| GOAL A |
Name every place the post mentions by name.

| TEXT SEGMENT |
To my new class at INTO: you will never have a better chance to become really, really good at English.  Most of you are Chinese, and I understand how easy it is for you to stick together.  However, there are lots of people at INTO and other colleges in Manchester who are not from China, and they would love to make friends with you. Don't miss this chance to really broaden your horizons.

Have a great weekend :-)

Thursday, 5 July 2012

Back to where it all started...

The photo above is of St Johann im Pongau, the village in Austria where I spent the third year of my German degree as an English assistant working in two schools.  

Last week while I was in Munich the weather was unbearably hot for this poor Brit used to Manchester weather, so we hired a blissfully air-conditioned car and drove down into Austria (or up into the Alps) to revisit the place where my teaching career began.  I'd not been back for 28 years, so it was quite an emotional day.

Since my very first day at primary school, all I ever wanted to be was a teacher.  I couldn't imagine anything more wonderful than being able to spend all my time helping people to learn new things.  At secondary school I loved German best of all my school subjects, and I was extra ordinarily lucky to have two of the most amazing teachers for German - Mrs Burras somehow had me convinced that learning German grammar was the best fun it was possible to have, and Mrs Irving re-awoke my love for literature that had been killed off by having to read Shakespeare at the age of 11. It was a foregone conclusion that I would choose to study German at university, and my only plan was to go on to be a school teacher.

Teaching in Austria was a terrible shock.  My only training was a couple of days in Vienna with the entire group of English assistants for the whole of Austria that year, and all I can remember from that time is being in rather nice bars and restaurants being plied with food and drink at the expense of the Austrian government.  I certainly don't remember being given any idea at all how to teach English.

| ROWS |
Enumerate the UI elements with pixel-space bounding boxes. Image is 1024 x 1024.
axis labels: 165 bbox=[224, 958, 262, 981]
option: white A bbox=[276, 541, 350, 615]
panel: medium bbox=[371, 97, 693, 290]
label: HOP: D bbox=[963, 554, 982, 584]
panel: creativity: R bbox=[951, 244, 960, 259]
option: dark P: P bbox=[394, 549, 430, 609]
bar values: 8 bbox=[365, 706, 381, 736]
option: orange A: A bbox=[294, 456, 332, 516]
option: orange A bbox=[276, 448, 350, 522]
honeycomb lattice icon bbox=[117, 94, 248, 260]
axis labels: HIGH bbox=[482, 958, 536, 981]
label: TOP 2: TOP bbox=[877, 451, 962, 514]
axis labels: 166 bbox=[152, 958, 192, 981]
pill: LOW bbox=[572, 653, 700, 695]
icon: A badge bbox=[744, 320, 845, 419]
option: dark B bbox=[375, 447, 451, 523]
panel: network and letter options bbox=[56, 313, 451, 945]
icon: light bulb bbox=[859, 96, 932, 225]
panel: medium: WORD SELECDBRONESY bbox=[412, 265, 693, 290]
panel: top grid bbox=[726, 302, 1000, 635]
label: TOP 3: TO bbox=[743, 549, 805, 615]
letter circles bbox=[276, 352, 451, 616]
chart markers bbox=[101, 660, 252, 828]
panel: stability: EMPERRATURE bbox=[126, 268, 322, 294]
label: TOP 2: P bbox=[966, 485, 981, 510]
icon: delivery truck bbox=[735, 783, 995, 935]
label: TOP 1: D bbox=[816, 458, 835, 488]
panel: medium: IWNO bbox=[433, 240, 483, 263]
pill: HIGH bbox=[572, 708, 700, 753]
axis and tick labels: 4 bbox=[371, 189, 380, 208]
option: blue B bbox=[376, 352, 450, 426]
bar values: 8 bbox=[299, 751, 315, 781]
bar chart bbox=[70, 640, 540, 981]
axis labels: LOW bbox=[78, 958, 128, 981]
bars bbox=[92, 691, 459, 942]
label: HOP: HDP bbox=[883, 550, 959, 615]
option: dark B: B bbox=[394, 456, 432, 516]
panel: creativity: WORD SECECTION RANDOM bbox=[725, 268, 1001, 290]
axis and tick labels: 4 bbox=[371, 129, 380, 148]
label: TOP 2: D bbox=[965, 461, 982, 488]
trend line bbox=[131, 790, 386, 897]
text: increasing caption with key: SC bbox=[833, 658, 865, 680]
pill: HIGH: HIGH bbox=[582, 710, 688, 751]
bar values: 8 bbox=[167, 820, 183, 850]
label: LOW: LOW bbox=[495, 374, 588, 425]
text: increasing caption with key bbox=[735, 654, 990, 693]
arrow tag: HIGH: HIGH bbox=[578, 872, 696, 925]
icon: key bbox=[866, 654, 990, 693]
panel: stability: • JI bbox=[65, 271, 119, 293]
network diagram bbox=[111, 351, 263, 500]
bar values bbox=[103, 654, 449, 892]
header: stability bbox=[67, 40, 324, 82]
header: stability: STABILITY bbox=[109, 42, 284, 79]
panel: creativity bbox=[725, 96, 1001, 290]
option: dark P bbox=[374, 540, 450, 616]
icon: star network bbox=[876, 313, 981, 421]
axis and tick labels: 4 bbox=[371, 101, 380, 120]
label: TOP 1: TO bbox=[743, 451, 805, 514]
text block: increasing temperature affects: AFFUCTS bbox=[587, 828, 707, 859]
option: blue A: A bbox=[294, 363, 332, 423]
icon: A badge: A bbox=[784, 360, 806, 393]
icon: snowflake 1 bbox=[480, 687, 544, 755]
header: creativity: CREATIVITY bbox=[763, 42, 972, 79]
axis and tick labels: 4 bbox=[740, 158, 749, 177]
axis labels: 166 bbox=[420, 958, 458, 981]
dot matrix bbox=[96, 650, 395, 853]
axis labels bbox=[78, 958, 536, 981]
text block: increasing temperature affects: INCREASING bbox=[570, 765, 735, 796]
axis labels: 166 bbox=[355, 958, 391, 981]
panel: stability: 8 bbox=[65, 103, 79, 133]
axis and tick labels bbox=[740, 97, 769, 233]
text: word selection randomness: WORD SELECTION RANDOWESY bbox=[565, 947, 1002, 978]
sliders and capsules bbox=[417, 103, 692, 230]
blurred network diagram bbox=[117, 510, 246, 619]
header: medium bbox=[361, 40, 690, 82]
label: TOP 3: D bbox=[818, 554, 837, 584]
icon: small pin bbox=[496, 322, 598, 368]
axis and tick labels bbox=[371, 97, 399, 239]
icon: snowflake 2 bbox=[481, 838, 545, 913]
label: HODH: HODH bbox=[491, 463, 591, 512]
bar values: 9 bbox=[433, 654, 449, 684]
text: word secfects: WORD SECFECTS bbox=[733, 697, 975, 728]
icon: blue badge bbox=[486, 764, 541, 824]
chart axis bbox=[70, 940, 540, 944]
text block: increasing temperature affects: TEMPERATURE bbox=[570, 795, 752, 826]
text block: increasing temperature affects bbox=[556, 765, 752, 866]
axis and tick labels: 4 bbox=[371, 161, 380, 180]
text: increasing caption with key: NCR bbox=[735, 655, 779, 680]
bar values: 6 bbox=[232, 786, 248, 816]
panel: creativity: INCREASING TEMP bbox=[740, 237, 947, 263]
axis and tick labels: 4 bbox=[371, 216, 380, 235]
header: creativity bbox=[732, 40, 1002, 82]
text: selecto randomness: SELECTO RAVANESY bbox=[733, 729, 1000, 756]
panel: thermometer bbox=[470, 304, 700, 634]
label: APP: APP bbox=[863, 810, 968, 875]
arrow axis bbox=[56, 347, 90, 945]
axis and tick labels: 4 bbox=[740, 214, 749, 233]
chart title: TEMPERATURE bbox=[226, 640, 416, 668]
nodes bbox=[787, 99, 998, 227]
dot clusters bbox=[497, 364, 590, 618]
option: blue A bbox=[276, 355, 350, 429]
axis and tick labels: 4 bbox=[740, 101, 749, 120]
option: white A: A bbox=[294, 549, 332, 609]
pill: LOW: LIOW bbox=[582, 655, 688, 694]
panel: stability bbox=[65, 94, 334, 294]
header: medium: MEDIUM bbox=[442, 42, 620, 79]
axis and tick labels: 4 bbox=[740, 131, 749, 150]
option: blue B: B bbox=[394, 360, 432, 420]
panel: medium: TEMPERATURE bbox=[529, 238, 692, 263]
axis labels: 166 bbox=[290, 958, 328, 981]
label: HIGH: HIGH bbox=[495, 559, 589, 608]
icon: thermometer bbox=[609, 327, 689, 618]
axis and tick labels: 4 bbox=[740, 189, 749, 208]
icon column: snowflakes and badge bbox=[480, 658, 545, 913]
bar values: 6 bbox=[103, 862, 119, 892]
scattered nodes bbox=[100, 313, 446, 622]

| GOAL B |
Write out the rows again, from the first row down to the row containing "pill: LOW bbox=[572, 653, 700, 695]", including both ends.

| CORRECT ANSWER A |
Manchester
China
St Johann im Pongau
Austria
Munich
the Alps
Vienna

| CORRECT ANSWER B |
Enumerate the UI elements with pixel-space bounding boxes. Image is 1024 x 1024.
axis labels: 165 bbox=[224, 958, 262, 981]
option: white A bbox=[276, 541, 350, 615]
panel: medium bbox=[371, 97, 693, 290]
label: HOP: D bbox=[963, 554, 982, 584]
panel: creativity: R bbox=[951, 244, 960, 259]
option: dark P: P bbox=[394, 549, 430, 609]
bar values: 8 bbox=[365, 706, 381, 736]
option: orange A: A bbox=[294, 456, 332, 516]
option: orange A bbox=[276, 448, 350, 522]
honeycomb lattice icon bbox=[117, 94, 248, 260]
axis labels: HIGH bbox=[482, 958, 536, 981]
label: TOP 2: TOP bbox=[877, 451, 962, 514]
axis labels: 166 bbox=[152, 958, 192, 981]
pill: LOW bbox=[572, 653, 700, 695]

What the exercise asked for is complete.